--- START ---
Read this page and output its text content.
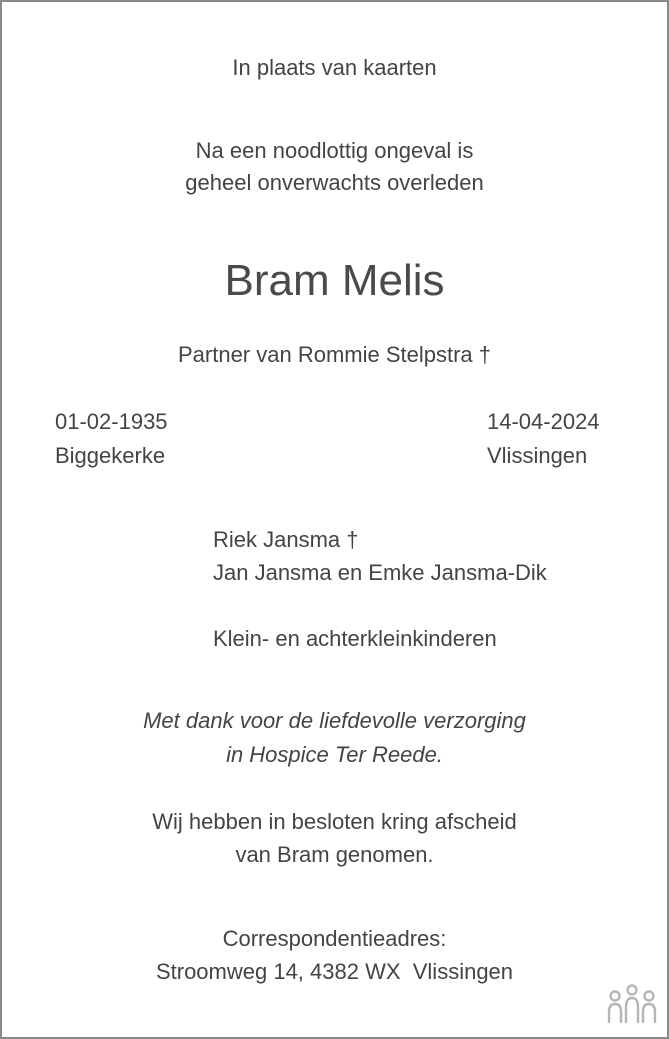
In plaats van kaarten
Na een noodlottig ongeval is
geheel onverwachts overleden
Bram Melis
Partner van Rommie Stelpstra †
01-02-1935
Biggekerke
14-04-2024
Vlissingen
Riek Jansma †
Jan Jansma en Emke Jansma-Dik
Klein- en achterkleinkinderen
Met dank voor de liefdevolle verzorging
in Hospice Ter Reede.
Wij hebben in besloten kring afscheid
van Bram genomen.
Correspondentieadres:
Stroomweg 14, 4382 WX  Vlissingen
--- END ---
Look over the data above and show each line that contains "Jansma".

Riek Jansma †
Jan Jansma en Emke Jansma-Dik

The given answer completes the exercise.